Set problem = Verbatim output of all the material below is required.

Items =

* * * * *

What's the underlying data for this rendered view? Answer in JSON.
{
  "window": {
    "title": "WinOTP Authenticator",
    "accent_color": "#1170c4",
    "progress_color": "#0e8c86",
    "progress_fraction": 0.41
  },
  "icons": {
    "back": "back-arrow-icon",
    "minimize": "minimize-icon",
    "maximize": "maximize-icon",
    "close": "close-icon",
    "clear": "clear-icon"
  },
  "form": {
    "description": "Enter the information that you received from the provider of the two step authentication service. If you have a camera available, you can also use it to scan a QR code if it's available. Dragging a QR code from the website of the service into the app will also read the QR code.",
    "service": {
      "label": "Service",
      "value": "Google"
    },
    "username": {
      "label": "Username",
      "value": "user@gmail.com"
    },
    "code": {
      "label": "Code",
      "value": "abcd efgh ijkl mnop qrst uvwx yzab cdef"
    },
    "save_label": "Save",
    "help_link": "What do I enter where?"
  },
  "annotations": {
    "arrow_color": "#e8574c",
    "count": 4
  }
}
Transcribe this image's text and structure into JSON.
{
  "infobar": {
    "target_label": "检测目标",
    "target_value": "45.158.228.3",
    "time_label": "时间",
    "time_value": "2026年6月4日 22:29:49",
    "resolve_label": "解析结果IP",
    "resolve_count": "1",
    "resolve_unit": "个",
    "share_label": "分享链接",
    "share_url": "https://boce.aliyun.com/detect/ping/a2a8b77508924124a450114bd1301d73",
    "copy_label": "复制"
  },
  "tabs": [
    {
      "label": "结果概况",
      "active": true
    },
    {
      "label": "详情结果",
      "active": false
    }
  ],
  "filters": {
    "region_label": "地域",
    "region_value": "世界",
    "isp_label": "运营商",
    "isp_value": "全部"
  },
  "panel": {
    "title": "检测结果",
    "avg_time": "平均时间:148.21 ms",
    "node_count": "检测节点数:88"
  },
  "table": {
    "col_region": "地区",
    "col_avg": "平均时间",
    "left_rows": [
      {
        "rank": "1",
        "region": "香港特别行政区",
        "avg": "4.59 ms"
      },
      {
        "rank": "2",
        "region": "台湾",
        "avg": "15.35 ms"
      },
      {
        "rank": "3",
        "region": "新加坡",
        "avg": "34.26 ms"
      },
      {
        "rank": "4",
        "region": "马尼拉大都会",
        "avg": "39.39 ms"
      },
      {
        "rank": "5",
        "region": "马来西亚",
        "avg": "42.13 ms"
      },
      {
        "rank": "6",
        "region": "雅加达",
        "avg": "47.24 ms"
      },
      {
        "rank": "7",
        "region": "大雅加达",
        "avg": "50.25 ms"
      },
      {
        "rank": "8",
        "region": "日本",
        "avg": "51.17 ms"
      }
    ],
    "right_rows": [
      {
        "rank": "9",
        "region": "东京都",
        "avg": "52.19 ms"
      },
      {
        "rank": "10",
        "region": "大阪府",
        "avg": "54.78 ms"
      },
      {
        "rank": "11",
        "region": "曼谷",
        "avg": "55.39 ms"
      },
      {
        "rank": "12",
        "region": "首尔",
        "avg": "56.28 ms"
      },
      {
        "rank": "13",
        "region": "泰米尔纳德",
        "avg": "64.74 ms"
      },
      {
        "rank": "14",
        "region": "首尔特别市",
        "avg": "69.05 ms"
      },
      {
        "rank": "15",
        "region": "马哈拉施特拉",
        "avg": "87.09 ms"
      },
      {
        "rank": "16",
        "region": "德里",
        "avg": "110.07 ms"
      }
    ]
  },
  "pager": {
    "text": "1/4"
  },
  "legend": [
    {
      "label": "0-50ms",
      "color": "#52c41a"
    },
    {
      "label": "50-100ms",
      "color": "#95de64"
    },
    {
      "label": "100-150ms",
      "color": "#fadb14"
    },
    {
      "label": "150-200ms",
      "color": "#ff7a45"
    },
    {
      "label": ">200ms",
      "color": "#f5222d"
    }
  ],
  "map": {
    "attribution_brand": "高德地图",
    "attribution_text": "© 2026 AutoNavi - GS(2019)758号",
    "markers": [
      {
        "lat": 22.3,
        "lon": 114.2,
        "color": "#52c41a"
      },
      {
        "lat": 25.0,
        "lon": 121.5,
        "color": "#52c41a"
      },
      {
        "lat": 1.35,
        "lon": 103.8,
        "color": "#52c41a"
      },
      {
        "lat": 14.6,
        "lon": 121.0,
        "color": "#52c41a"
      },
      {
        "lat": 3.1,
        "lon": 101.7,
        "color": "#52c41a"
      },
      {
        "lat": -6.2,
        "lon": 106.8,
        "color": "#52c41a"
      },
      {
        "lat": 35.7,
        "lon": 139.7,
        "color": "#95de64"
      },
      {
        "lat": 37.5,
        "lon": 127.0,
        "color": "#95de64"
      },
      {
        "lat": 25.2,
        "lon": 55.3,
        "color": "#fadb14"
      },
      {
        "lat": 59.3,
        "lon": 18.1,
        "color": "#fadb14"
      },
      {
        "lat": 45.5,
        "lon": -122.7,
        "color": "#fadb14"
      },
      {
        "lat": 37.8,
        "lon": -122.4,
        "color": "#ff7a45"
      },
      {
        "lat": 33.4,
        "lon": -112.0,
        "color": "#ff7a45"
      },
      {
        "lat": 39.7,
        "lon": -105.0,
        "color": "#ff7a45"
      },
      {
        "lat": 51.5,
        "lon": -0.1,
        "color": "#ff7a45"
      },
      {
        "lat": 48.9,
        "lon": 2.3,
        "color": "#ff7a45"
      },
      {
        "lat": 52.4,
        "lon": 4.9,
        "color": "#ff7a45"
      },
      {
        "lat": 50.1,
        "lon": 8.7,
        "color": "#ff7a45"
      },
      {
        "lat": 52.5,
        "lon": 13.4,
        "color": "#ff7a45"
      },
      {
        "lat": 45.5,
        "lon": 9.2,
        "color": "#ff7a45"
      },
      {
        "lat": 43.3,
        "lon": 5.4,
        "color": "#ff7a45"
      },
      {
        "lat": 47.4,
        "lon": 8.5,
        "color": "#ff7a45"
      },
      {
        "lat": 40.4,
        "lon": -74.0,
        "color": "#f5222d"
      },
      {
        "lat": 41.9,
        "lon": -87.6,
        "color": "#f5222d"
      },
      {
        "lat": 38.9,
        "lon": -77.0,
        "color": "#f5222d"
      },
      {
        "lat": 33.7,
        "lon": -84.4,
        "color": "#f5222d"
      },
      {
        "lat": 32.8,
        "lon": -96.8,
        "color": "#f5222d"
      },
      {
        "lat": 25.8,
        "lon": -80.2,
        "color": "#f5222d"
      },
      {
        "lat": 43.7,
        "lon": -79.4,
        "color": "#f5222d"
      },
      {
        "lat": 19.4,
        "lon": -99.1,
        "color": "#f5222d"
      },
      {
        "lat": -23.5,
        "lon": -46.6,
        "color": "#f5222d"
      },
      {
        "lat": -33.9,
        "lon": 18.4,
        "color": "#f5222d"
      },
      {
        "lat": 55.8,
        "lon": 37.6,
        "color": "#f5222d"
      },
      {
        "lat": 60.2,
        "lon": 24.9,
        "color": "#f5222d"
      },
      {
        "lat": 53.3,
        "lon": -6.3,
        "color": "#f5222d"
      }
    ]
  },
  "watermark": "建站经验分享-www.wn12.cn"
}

* * * * *

Exercise result =
What's the underlying data for this rendered view? Answer in JSON.
{
  "window": {
    "title": "WinOTP Authenticator",
    "accent_color": "#1170c4",
    "progress_color": "#0e8c86",
    "progress_fraction": 0.41
  },
  "icons": {
    "back": "back-arrow-icon",
    "minimize": "minimize-icon",
    "maximize": "maximize-icon",
    "close": "close-icon",
    "clear": "clear-icon"
  },
  "form": {
    "description": "Enter the information that you received from the provider of the two step authentication service. If you have a camera available, you can also use it to scan a QR code if it's available. Dragging a QR code from the website of the service into the app will also read the QR code.",
    "service": {
      "label": "Service",
      "value": "Google"
    },
    "username": {
      "label": "Username",
      "value": "user@gmail.com"
    },
    "code": {
      "label": "Code",
      "value": "abcd efgh ijkl mnop qrst uvwx yzab cdef"
    },
    "save_label": "Save",
    "help_link": "What do I enter where?"
  },
  "annotations": {
    "arrow_color": "#e8574c",
    "count": 4
  }
}
Transcribe this image's text and structure into JSON.
{
  "infobar": {
    "target_label": "检测目标",
    "target_value": "45.158.228.3",
    "time_label": "时间",
    "time_value": "2026年6月4日 22:29:49",
    "resolve_label": "解析结果IP",
    "resolve_count": "1",
    "resolve_unit": "个",
    "share_label": "分享链接",
    "share_url": "https://boce.aliyun.com/detect/ping/a2a8b77508924124a450114bd1301d73",
    "copy_label": "复制"
  },
  "tabs": [
    {
      "label": "结果概况",
      "active": true
    },
    {
      "label": "详情结果",
      "active": false
    }
  ],
  "filters": {
    "region_label": "地域",
    "region_value": "世界",
    "isp_label": "运营商",
    "isp_value": "全部"
  },
  "panel": {
    "title": "检测结果",
    "avg_time": "平均时间:148.21 ms",
    "node_count": "检测节点数:88"
  },
  "table": {
    "col_region": "地区",
    "col_avg": "平均时间",
    "left_rows": [
      {
        "rank": "1",
        "region": "香港特别行政区",
        "avg": "4.59 ms"
      },
      {
        "rank": "2",
        "region": "台湾",
        "avg": "15.35 ms"
      },
      {
        "rank": "3",
        "region": "新加坡",
        "avg": "34.26 ms"
      },
      {
        "rank": "4",
        "region": "马尼拉大都会",
        "avg": "39.39 ms"
      },
      {
        "rank": "5",
        "region": "马来西亚",
        "avg": "42.13 ms"
      },
      {
        "rank": "6",
        "region": "雅加达",
        "avg": "47.24 ms"
      },
      {
        "rank": "7",
        "region": "大雅加达",
        "avg": "50.25 ms"
      },
      {
        "rank": "8",
        "region": "日本",
        "avg": "51.17 ms"
      }
    ],
    "right_rows": [
      {
        "rank": "9",
        "region": "东京都",
        "avg": "52.19 ms"
      },
      {
        "rank": "10",
        "region": "大阪府",
        "avg": "54.78 ms"
      },
      {
        "rank": "11",
        "region": "曼谷",
        "avg": "55.39 ms"
      },
      {
        "rank": "12",
        "region": "首尔",
        "avg": "56.28 ms"
      },
      {
        "rank": "13",
        "region": "泰米尔纳德",
        "avg": "64.74 ms"
      },
      {
        "rank": "14",
        "region": "首尔特别市",
        "avg": "69.05 ms"
      },
      {
        "rank": "15",
        "region": "马哈拉施特拉",
        "avg": "87.09 ms"
      },
      {
        "rank": "16",
        "region": "德里",
        "avg": "110.07 ms"
      }
    ]
  },
  "pager": {
    "text": "1/4"
  },
  "legend": [
    {
      "label": "0-50ms",
      "color": "#52c41a"
    },
    {
      "label": "50-100ms",
      "color": "#95de64"
    },
    {
      "label": "100-150ms",
      "color": "#fadb14"
    },
    {
      "label": "150-200ms",
      "color": "#ff7a45"
    },
    {
      "label": ">200ms",
      "color": "#f5222d"
    }
  ],
  "map": {
    "attribution_brand": "高德地图",
    "attribution_text": "© 2026 AutoNavi - GS(2019)758号",
    "markers": [
      {
        "lat": 22.3,
        "lon": 114.2,
        "color": "#52c41a"
      },
      {
        "lat": 25.0,
        "lon": 121.5,
        "color": "#52c41a"
      },
      {
        "lat": 1.35,
        "lon": 103.8,
        "color": "#52c41a"
      },
      {
        "lat": 14.6,
        "lon": 121.0,
        "color": "#52c41a"
      },
      {
        "lat": 3.1,
        "lon": 101.7,
        "color": "#52c41a"
      },
      {
        "lat": -6.2,
        "lon": 106.8,
        "color": "#52c41a"
      },
      {
        "lat": 35.7,
        "lon": 139.7,
        "color": "#95de64"
      },
      {
        "lat": 37.5,
        "lon": 127.0,
        "color": "#95de64"
      },
      {
        "lat": 25.2,
        "lon": 55.3,
        "color": "#fadb14"
      },
      {
        "lat": 59.3,
        "lon": 18.1,
        "color": "#fadb14"
      },
      {
        "lat": 45.5,
        "lon": -122.7,
        "color": "#fadb14"
      },
      {
        "lat": 37.8,
        "lon": -122.4,
        "color": "#ff7a45"
      },
      {
        "lat": 33.4,
        "lon": -112.0,
        "color": "#ff7a45"
      },
      {
        "lat": 39.7,
        "lon": -105.0,
        "color": "#ff7a45"
      },
      {
        "lat": 51.5,
        "lon": -0.1,
        "color": "#ff7a45"
      },
      {
        "lat": 48.9,
        "lon": 2.3,
        "color": "#ff7a45"
      },
      {
        "lat": 52.4,
        "lon": 4.9,
        "color": "#ff7a45"
      },
      {
        "lat": 50.1,
        "lon": 8.7,
        "color": "#ff7a45"
      },
      {
        "lat": 52.5,
        "lon": 13.4,
        "color": "#ff7a45"
      },
      {
        "lat": 45.5,
        "lon": 9.2,
        "color": "#ff7a45"
      },
      {
        "lat": 43.3,
        "lon": 5.4,
        "color": "#ff7a45"
      },
      {
        "lat": 47.4,
        "lon": 8.5,
        "color": "#ff7a45"
      },
      {
        "lat": 40.4,
        "lon": -74.0,
        "color": "#f5222d"
      },
      {
        "lat": 41.9,
        "lon": -87.6,
        "color": "#f5222d"
      },
      {
        "lat": 38.9,
        "lon": -77.0,
        "color": "#f5222d"
      },
      {
        "lat": 33.7,
        "lon": -84.4,
        "color": "#f5222d"
      },
      {
        "lat": 32.8,
        "lon": -96.8,
        "color": "#f5222d"
      },
      {
        "lat": 25.8,
        "lon": -80.2,
        "color": "#f5222d"
      },
      {
        "lat": 43.7,
        "lon": -79.4,
        "color": "#f5222d"
      },
      {
        "lat": 19.4,
        "lon": -99.1,
        "color": "#f5222d"
      },
      {
        "lat": -23.5,
        "lon": -46.6,
        "color": "#f5222d"
      },
      {
        "lat": -33.9,
        "lon": 18.4,
        "color": "#f5222d"
      },
      {
        "lat": 55.8,
        "lon": 37.6,
        "color": "#f5222d"
      },
      {
        "lat": 60.2,
        "lon": 24.9,
        "color": "#f5222d"
      },
      {
        "lat": 53.3,
        "lon": -6.3,
        "color": "#f5222d"
      }
    ]
  },
  "watermark": "建站经验分享-www.wn12.cn"
}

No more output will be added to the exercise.